▸ Problem description: Give the data below again exactly as written, without its pictures.
--------
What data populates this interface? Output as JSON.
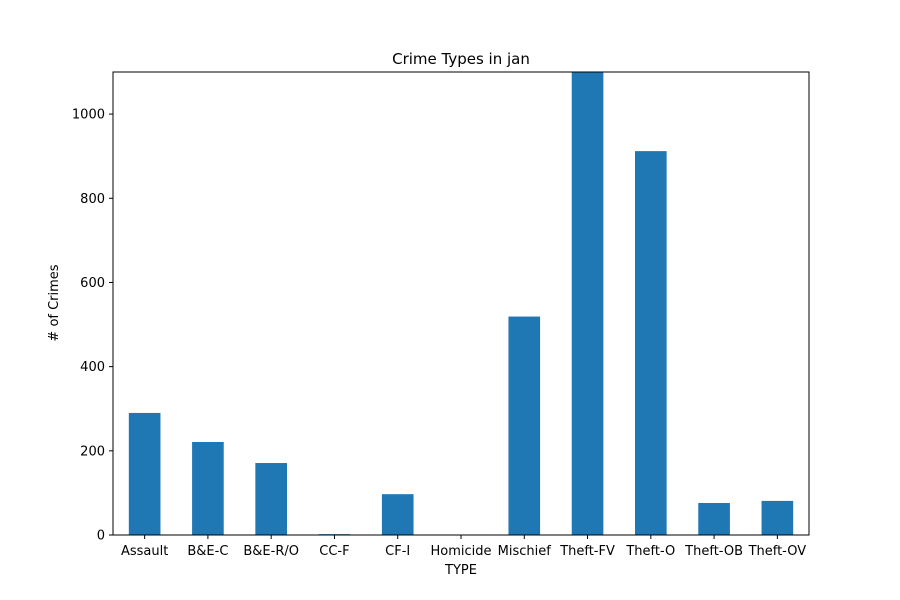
{
  "chart_data": {
    "type": "bar",
    "title": "Crime Types in jan",
    "xlabel": "TYPE",
    "ylabel": "# of Crimes",
    "categories": [
      "Assault",
      "B&E-C",
      "B&E-R/O",
      "CC-F",
      "CF-I",
      "Homicide",
      "Mischief",
      "Theft-FV",
      "Theft-O",
      "Theft-OB",
      "Theft-OV"
    ],
    "values": [
      290,
      221,
      171,
      2,
      97,
      1,
      519,
      1100,
      912,
      76,
      81
    ],
    "ylim": [
      0,
      1100
    ],
    "yticks": [
      0,
      200,
      400,
      600,
      800,
      1000
    ],
    "bar_color": "#1f77b4",
    "grid": false,
    "legend": "none"
  }
}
--------
▸ Full answer:
What data populates this interface? Output as JSON.
{
  "chart_data": {
    "type": "bar",
    "title": "Crime Types in jan",
    "xlabel": "TYPE",
    "ylabel": "# of Crimes",
    "categories": [
      "Assault",
      "B&E-C",
      "B&E-R/O",
      "CC-F",
      "CF-I",
      "Homicide",
      "Mischief",
      "Theft-FV",
      "Theft-O",
      "Theft-OB",
      "Theft-OV"
    ],
    "values": [
      290,
      221,
      171,
      2,
      97,
      1,
      519,
      1100,
      912,
      76,
      81
    ],
    "ylim": [
      0,
      1100
    ],
    "yticks": [
      0,
      200,
      400,
      600,
      800,
      1000
    ],
    "bar_color": "#1f77b4",
    "grid": false,
    "legend": "none"
  }
}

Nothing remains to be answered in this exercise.